» **The exercise**
Look at each line of the records and count those with "will" in them. Please answer with the count alone.

» **Source data**
********************
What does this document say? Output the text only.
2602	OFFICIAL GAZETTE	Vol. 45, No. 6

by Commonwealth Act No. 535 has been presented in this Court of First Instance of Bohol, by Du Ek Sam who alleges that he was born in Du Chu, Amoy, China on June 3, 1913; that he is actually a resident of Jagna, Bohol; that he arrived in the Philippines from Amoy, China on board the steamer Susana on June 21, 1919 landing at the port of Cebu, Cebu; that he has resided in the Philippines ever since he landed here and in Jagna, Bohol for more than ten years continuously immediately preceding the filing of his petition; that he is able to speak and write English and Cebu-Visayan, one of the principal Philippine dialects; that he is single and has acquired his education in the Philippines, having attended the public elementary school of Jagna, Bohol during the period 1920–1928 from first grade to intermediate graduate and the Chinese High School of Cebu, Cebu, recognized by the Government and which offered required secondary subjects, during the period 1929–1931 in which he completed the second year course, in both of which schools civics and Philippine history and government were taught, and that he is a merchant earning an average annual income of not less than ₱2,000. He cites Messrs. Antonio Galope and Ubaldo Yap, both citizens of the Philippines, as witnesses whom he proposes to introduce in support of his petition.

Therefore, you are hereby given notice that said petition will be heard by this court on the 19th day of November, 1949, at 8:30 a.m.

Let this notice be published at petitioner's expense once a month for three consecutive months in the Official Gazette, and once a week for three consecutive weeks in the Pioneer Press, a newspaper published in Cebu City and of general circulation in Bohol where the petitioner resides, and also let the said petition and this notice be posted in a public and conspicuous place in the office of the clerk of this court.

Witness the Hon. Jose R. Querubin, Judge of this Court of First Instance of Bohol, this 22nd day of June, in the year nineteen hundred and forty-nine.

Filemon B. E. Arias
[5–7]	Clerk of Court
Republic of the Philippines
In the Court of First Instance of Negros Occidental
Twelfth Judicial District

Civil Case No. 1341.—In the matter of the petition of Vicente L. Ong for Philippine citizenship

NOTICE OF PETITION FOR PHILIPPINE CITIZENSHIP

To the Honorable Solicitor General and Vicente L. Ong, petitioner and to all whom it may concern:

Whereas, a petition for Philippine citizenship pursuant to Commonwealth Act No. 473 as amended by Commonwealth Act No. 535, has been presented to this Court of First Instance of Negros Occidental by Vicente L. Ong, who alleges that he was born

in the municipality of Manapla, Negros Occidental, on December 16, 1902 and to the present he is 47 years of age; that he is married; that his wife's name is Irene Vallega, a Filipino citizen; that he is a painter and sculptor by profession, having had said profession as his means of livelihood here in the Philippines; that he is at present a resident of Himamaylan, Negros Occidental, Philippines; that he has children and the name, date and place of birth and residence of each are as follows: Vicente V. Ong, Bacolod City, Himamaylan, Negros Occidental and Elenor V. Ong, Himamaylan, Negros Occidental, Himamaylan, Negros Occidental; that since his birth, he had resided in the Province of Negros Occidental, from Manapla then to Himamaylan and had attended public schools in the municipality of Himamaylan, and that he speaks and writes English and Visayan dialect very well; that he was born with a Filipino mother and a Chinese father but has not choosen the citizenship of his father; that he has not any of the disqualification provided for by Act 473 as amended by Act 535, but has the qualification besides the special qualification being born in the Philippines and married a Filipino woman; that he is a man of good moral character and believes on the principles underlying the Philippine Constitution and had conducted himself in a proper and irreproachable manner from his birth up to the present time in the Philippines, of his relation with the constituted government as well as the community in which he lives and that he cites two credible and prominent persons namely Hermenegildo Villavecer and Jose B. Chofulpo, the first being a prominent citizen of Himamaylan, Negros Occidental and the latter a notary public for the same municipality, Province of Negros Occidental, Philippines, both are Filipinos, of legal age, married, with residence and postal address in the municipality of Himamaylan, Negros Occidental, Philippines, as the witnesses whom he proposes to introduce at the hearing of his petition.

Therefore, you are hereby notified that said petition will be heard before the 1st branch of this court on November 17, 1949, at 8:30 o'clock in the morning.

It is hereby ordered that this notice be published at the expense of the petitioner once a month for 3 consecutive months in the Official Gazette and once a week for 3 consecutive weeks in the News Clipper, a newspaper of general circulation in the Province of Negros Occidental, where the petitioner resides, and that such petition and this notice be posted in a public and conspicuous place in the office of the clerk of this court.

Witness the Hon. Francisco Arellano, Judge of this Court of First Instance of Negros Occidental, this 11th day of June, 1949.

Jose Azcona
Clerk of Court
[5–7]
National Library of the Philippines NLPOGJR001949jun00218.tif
********************
» **Answer to the task**
2